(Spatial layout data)
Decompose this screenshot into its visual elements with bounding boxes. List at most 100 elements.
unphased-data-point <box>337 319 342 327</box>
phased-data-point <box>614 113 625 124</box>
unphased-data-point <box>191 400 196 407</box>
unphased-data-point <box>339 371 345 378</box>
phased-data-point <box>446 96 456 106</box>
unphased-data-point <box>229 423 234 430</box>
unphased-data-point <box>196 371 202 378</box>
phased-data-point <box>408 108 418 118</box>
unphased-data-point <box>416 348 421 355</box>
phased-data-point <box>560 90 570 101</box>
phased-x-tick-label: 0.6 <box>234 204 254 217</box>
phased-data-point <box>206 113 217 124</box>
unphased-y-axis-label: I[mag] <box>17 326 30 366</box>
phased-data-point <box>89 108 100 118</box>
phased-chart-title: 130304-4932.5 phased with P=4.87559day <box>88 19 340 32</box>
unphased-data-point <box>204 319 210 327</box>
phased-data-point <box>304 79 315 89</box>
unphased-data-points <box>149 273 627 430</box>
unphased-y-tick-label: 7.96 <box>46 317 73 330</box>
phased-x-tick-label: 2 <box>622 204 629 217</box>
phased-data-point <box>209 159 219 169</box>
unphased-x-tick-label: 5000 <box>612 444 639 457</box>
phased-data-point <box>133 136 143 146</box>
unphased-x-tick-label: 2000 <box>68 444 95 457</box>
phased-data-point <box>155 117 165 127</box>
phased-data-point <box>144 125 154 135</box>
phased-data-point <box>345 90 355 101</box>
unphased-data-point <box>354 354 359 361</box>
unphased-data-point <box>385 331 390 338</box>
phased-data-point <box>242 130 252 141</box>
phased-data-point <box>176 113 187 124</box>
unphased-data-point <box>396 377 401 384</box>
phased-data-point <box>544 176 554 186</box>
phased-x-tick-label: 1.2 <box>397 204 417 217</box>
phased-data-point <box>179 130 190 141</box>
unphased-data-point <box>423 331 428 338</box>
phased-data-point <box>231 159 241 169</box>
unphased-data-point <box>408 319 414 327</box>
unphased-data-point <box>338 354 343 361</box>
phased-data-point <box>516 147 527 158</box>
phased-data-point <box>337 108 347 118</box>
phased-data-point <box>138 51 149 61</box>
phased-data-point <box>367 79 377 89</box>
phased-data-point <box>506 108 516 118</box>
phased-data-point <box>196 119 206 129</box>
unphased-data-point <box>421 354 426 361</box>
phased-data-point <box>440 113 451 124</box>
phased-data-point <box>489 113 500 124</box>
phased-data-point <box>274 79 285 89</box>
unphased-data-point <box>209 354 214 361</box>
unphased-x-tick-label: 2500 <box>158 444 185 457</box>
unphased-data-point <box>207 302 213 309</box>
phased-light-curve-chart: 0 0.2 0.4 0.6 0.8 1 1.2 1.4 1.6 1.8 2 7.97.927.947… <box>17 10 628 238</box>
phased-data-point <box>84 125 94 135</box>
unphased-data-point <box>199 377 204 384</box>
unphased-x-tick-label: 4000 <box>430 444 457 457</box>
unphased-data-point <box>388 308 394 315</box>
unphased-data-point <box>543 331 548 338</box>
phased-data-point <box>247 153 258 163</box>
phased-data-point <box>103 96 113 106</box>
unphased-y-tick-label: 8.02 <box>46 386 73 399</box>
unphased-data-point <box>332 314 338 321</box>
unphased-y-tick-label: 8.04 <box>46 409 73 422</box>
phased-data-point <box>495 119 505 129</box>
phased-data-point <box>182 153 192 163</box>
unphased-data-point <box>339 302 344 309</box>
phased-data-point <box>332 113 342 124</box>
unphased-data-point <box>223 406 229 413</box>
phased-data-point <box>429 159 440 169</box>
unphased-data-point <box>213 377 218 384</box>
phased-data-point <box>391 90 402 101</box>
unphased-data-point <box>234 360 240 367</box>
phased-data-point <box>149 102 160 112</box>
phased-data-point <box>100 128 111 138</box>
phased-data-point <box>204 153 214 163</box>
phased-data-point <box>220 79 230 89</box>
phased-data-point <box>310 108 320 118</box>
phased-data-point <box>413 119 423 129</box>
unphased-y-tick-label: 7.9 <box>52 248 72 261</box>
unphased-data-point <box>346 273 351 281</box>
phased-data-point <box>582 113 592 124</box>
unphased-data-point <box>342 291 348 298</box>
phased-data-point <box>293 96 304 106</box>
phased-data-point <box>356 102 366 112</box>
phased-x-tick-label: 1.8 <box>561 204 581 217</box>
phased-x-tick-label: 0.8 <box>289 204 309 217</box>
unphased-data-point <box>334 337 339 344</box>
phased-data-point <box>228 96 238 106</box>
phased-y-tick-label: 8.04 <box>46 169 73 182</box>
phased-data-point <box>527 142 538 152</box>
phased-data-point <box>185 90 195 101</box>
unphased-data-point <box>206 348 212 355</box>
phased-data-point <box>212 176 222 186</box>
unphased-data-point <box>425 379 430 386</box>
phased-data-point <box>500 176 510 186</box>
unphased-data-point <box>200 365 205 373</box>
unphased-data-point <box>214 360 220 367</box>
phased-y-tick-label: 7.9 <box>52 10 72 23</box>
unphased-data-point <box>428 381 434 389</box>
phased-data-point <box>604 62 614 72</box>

■ What you will do
Can you reproduce every one of the lines above, character for character?

■ Correct result
Decompose this screenshot into its visual elements with bounding boxes. List at most 100 elements.
unphased-data-point <box>337 319 342 327</box>
phased-data-point <box>614 113 625 124</box>
unphased-data-point <box>191 400 196 407</box>
unphased-data-point <box>339 371 345 378</box>
phased-data-point <box>446 96 456 106</box>
unphased-data-point <box>229 423 234 430</box>
unphased-data-point <box>196 371 202 378</box>
phased-data-point <box>408 108 418 118</box>
unphased-data-point <box>416 348 421 355</box>
phased-data-point <box>560 90 570 101</box>
phased-x-tick-label: 0.6 <box>234 204 254 217</box>
phased-data-point <box>206 113 217 124</box>
unphased-y-axis-label: I[mag] <box>17 326 30 366</box>
phased-data-point <box>89 108 100 118</box>
phased-chart-title: 130304-4932.5 phased with P=4.87559day <box>88 19 340 32</box>
unphased-data-point <box>204 319 210 327</box>
phased-data-point <box>304 79 315 89</box>
unphased-data-points <box>149 273 627 430</box>
unphased-y-tick-label: 7.96 <box>46 317 73 330</box>
phased-x-tick-label: 2 <box>622 204 629 217</box>
phased-data-point <box>209 159 219 169</box>
unphased-x-tick-label: 5000 <box>612 444 639 457</box>
phased-data-point <box>133 136 143 146</box>
unphased-x-tick-label: 2000 <box>68 444 95 457</box>
phased-data-point <box>155 117 165 127</box>
phased-data-point <box>144 125 154 135</box>
phased-data-point <box>345 90 355 101</box>
unphased-data-point <box>354 354 359 361</box>
unphased-data-point <box>385 331 390 338</box>
phased-data-point <box>242 130 252 141</box>
phased-data-point <box>176 113 187 124</box>
unphased-data-point <box>396 377 401 384</box>
phased-data-point <box>544 176 554 186</box>
phased-x-tick-label: 1.2 <box>397 204 417 217</box>
phased-data-point <box>179 130 190 141</box>
unphased-data-point <box>423 331 428 338</box>
phased-data-point <box>231 159 241 169</box>
unphased-data-point <box>408 319 414 327</box>
unphased-data-point <box>338 354 343 361</box>
phased-data-point <box>516 147 527 158</box>
phased-data-point <box>337 108 347 118</box>
phased-data-point <box>138 51 149 61</box>
phased-data-point <box>367 79 377 89</box>
phased-data-point <box>506 108 516 118</box>
phased-data-point <box>196 119 206 129</box>
unphased-data-point <box>421 354 426 361</box>
phased-data-point <box>440 113 451 124</box>
phased-data-point <box>489 113 500 124</box>
phased-data-point <box>274 79 285 89</box>
unphased-data-point <box>209 354 214 361</box>
unphased-x-tick-label: 2500 <box>158 444 185 457</box>
unphased-data-point <box>207 302 213 309</box>
phased-light-curve-chart: 0 0.2 0.4 0.6 0.8 1 1.2 1.4 1.6 1.8 2 7.97.927.947… <box>17 10 628 238</box>
phased-data-point <box>84 125 94 135</box>
unphased-data-point <box>199 377 204 384</box>
unphased-x-tick-label: 4000 <box>430 444 457 457</box>
unphased-data-point <box>388 308 394 315</box>
unphased-data-point <box>543 331 548 338</box>
phased-data-point <box>247 153 258 163</box>
phased-data-point <box>103 96 113 106</box>
unphased-y-tick-label: 8.02 <box>46 386 73 399</box>
unphased-data-point <box>332 314 338 321</box>
unphased-y-tick-label: 8.04 <box>46 409 73 422</box>
phased-data-point <box>495 119 505 129</box>
phased-data-point <box>182 153 192 163</box>
unphased-data-point <box>339 302 344 309</box>
phased-data-point <box>332 113 342 124</box>
unphased-data-point <box>223 406 229 413</box>
phased-data-point <box>429 159 440 169</box>
unphased-data-point <box>213 377 218 384</box>
phased-data-point <box>391 90 402 101</box>
unphased-data-point <box>234 360 240 367</box>
phased-data-point <box>149 102 160 112</box>
phased-data-point <box>100 128 111 138</box>
phased-data-point <box>204 153 214 163</box>
phased-data-point <box>220 79 230 89</box>
phased-data-point <box>310 108 320 118</box>
phased-data-point <box>413 119 423 129</box>
unphased-y-tick-label: 7.9 <box>52 248 72 261</box>
unphased-data-point <box>346 273 351 281</box>
phased-data-point <box>582 113 592 124</box>
unphased-data-point <box>342 291 348 298</box>
phased-data-point <box>293 96 304 106</box>
phased-data-point <box>356 102 366 112</box>
phased-x-tick-label: 1.8 <box>561 204 581 217</box>
phased-x-tick-label: 0.8 <box>289 204 309 217</box>
unphased-data-point <box>334 337 339 344</box>
phased-data-point <box>228 96 238 106</box>
phased-y-tick-label: 8.04 <box>46 169 73 182</box>
phased-data-point <box>527 142 538 152</box>
phased-data-point <box>185 90 195 101</box>
unphased-data-point <box>206 348 212 355</box>
phased-data-point <box>212 176 222 186</box>
unphased-data-point <box>425 379 430 386</box>
phased-data-point <box>500 176 510 186</box>
unphased-data-point <box>200 365 205 373</box>
unphased-data-point <box>214 360 220 367</box>
phased-y-tick-label: 7.9 <box>52 10 72 23</box>
unphased-data-point <box>428 381 434 389</box>
phased-data-point <box>604 62 614 72</box>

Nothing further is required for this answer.